- _THE EXERCISE_
Transcribe the records in full, keeping every character as it is.

- _MATERIALS PROVIDED_
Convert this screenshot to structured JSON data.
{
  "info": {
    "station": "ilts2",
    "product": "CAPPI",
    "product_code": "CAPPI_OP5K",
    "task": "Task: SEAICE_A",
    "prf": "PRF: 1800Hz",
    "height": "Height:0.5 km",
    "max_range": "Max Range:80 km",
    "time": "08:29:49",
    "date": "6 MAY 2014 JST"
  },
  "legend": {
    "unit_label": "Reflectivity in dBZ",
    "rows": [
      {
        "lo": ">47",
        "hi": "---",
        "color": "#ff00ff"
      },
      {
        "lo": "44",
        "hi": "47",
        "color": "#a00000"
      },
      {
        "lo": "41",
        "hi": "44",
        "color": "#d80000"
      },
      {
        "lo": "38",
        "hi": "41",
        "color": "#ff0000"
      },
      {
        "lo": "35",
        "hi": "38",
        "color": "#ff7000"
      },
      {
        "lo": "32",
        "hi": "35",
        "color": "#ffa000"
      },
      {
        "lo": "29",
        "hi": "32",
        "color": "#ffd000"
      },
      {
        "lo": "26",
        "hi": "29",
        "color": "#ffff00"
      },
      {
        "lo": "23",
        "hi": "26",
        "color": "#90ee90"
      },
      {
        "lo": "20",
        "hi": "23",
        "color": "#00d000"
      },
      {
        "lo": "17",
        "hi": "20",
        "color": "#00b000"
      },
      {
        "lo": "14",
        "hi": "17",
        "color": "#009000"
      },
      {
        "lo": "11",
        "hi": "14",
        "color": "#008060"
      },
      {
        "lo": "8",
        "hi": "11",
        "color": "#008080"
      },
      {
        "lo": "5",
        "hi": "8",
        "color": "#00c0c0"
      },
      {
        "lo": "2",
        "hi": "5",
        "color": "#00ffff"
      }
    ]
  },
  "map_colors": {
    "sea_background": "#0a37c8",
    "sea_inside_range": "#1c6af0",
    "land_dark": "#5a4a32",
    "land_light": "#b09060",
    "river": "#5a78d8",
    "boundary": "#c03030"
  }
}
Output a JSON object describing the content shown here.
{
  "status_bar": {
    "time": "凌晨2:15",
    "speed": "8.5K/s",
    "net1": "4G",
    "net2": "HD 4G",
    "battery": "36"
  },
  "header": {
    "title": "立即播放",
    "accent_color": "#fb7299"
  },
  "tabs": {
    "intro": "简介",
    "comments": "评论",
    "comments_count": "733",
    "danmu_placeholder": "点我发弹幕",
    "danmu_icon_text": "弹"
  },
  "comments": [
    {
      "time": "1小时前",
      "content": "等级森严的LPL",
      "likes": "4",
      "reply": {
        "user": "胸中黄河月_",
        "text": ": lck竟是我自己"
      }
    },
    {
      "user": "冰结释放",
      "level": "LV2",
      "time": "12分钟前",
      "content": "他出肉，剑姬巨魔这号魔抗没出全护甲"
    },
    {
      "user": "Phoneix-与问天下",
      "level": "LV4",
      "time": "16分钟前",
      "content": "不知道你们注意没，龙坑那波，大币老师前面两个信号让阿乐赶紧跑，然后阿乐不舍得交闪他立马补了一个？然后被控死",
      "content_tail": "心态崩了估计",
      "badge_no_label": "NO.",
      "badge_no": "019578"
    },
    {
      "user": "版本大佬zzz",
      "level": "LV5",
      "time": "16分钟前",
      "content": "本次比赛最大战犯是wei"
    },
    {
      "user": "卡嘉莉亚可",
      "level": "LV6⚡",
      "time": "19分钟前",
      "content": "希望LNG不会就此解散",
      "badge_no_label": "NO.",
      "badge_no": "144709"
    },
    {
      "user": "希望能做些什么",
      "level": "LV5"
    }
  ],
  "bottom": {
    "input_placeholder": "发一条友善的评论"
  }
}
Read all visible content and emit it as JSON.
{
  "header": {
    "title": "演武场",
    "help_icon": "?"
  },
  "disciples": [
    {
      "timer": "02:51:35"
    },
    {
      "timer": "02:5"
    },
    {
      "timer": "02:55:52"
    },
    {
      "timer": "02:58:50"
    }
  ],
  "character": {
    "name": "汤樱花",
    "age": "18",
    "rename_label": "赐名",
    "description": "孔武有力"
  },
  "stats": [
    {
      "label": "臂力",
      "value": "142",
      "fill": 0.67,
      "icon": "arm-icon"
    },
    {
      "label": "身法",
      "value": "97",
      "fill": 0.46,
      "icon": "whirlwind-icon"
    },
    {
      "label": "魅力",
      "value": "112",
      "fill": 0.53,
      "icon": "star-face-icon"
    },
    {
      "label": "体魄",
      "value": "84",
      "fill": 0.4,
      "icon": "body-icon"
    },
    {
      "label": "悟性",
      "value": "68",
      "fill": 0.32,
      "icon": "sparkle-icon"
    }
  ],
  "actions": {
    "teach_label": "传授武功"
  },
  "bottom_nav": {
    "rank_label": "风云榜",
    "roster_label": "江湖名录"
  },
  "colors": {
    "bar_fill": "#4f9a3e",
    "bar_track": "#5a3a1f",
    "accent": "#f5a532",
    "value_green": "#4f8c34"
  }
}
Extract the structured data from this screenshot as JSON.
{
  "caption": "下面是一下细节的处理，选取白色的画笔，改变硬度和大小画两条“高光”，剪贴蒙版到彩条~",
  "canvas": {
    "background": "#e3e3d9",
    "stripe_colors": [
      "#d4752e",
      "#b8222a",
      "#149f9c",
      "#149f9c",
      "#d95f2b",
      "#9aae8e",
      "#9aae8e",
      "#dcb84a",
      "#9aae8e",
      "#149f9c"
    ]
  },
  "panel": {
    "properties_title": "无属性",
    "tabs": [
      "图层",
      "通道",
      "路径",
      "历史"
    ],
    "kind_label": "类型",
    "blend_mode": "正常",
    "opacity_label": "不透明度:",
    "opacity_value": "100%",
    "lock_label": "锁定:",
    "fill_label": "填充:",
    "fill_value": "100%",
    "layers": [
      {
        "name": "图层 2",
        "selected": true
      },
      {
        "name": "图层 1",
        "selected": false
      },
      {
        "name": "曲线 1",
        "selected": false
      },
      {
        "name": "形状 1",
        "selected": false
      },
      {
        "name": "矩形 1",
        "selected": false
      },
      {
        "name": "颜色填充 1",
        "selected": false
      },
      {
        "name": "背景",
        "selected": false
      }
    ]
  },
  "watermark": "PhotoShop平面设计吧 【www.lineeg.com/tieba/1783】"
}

- _WRITTEN ANSWER_
Convert this screenshot to structured JSON data.
{
  "info": {
    "station": "ilts2",
    "product": "CAPPI",
    "product_code": "CAPPI_OP5K",
    "task": "Task: SEAICE_A",
    "prf": "PRF: 1800Hz",
    "height": "Height:0.5 km",
    "max_range": "Max Range:80 km",
    "time": "08:29:49",
    "date": "6 MAY 2014 JST"
  },
  "legend": {
    "unit_label": "Reflectivity in dBZ",
    "rows": [
      {
        "lo": ">47",
        "hi": "---",
        "color": "#ff00ff"
      },
      {
        "lo": "44",
        "hi": "47",
        "color": "#a00000"
      },
      {
        "lo": "41",
        "hi": "44",
        "color": "#d80000"
      },
      {
        "lo": "38",
        "hi": "41",
        "color": "#ff0000"
      },
      {
        "lo": "35",
        "hi": "38",
        "color": "#ff7000"
      },
      {
        "lo": "32",
        "hi": "35",
        "color": "#ffa000"
      },
      {
        "lo": "29",
        "hi": "32",
        "color": "#ffd000"
      },
      {
        "lo": "26",
        "hi": "29",
        "color": "#ffff00"
      },
      {
        "lo": "23",
        "hi": "26",
        "color": "#90ee90"
      },
      {
        "lo": "20",
        "hi": "23",
        "color": "#00d000"
      },
      {
        "lo": "17",
        "hi": "20",
        "color": "#00b000"
      },
      {
        "lo": "14",
        "hi": "17",
        "color": "#009000"
      },
      {
        "lo": "11",
        "hi": "14",
        "color": "#008060"
      },
      {
        "lo": "8",
        "hi": "11",
        "color": "#008080"
      },
      {
        "lo": "5",
        "hi": "8",
        "color": "#00c0c0"
      },
      {
        "lo": "2",
        "hi": "5",
        "color": "#00ffff"
      }
    ]
  },
  "map_colors": {
    "sea_background": "#0a37c8",
    "sea_inside_range": "#1c6af0",
    "land_dark": "#5a4a32",
    "land_light": "#b09060",
    "river": "#5a78d8",
    "boundary": "#c03030"
  }
}
Output a JSON object describing the content shown here.
{
  "status_bar": {
    "time": "凌晨2:15",
    "speed": "8.5K/s",
    "net1": "4G",
    "net2": "HD 4G",
    "battery": "36"
  },
  "header": {
    "title": "立即播放",
    "accent_color": "#fb7299"
  },
  "tabs": {
    "intro": "简介",
    "comments": "评论",
    "comments_count": "733",
    "danmu_placeholder": "点我发弹幕",
    "danmu_icon_text": "弹"
  },
  "comments": [
    {
      "time": "1小时前",
      "content": "等级森严的LPL",
      "likes": "4",
      "reply": {
        "user": "胸中黄河月_",
        "text": ": lck竟是我自己"
      }
    },
    {
      "user": "冰结释放",
      "level": "LV2",
      "time": "12分钟前",
      "content": "他出肉，剑姬巨魔这号魔抗没出全护甲"
    },
    {
      "user": "Phoneix-与问天下",
      "level": "LV4",
      "time": "16分钟前",
      "content": "不知道你们注意没，龙坑那波，大币老师前面两个信号让阿乐赶紧跑，然后阿乐不舍得交闪他立马补了一个？然后被控死",
      "content_tail": "心态崩了估计",
      "badge_no_label": "NO.",
      "badge_no": "019578"
    },
    {
      "user": "版本大佬zzz",
      "level": "LV5",
      "time": "16分钟前",
      "content": "本次比赛最大战犯是wei"
    },
    {
      "user": "卡嘉莉亚可",
      "level": "LV6⚡",
      "time": "19分钟前",
      "content": "希望LNG不会就此解散",
      "badge_no_label": "NO.",
      "badge_no": "144709"
    },
    {
      "user": "希望能做些什么",
      "level": "LV5"
    }
  ],
  "bottom": {
    "input_placeholder": "发一条友善的评论"
  }
}
Read all visible content and emit it as JSON.
{
  "header": {
    "title": "演武场",
    "help_icon": "?"
  },
  "disciples": [
    {
      "timer": "02:51:35"
    },
    {
      "timer": "02:5"
    },
    {
      "timer": "02:55:52"
    },
    {
      "timer": "02:58:50"
    }
  ],
  "character": {
    "name": "汤樱花",
    "age": "18",
    "rename_label": "赐名",
    "description": "孔武有力"
  },
  "stats": [
    {
      "label": "臂力",
      "value": "142",
      "fill": 0.67,
      "icon": "arm-icon"
    },
    {
      "label": "身法",
      "value": "97",
      "fill": 0.46,
      "icon": "whirlwind-icon"
    },
    {
      "label": "魅力",
      "value": "112",
      "fill": 0.53,
      "icon": "star-face-icon"
    },
    {
      "label": "体魄",
      "value": "84",
      "fill": 0.4,
      "icon": "body-icon"
    },
    {
      "label": "悟性",
      "value": "68",
      "fill": 0.32,
      "icon": "sparkle-icon"
    }
  ],
  "actions": {
    "teach_label": "传授武功"
  },
  "bottom_nav": {
    "rank_label": "风云榜",
    "roster_label": "江湖名录"
  },
  "colors": {
    "bar_fill": "#4f9a3e",
    "bar_track": "#5a3a1f",
    "accent": "#f5a532",
    "value_green": "#4f8c34"
  }
}
Extract the structured data from this screenshot as JSON.
{
  "caption": "下面是一下细节的处理，选取白色的画笔，改变硬度和大小画两条“高光”，剪贴蒙版到彩条~",
  "canvas": {
    "background": "#e3e3d9",
    "stripe_colors": [
      "#d4752e",
      "#b8222a",
      "#149f9c",
      "#149f9c",
      "#d95f2b",
      "#9aae8e",
      "#9aae8e",
      "#dcb84a",
      "#9aae8e",
      "#149f9c"
    ]
  },
  "panel": {
    "properties_title": "无属性",
    "tabs": [
      "图层",
      "通道",
      "路径",
      "历史"
    ],
    "kind_label": "类型",
    "blend_mode": "正常",
    "opacity_label": "不透明度:",
    "opacity_value": "100%",
    "lock_label": "锁定:",
    "fill_label": "填充:",
    "fill_value": "100%",
    "layers": [
      {
        "name": "图层 2",
        "selected": true
      },
      {
        "name": "图层 1",
        "selected": false
      },
      {
        "name": "曲线 1",
        "selected": false
      },
      {
        "name": "形状 1",
        "selected": false
      },
      {
        "name": "矩形 1",
        "selected": false
      },
      {
        "name": "颜色填充 1",
        "selected": false
      },
      {
        "name": "背景",
        "selected": false
      }
    ]
  },
  "watermark": "PhotoShop平面设计吧 【www.lineeg.com/tieba/1783】"
}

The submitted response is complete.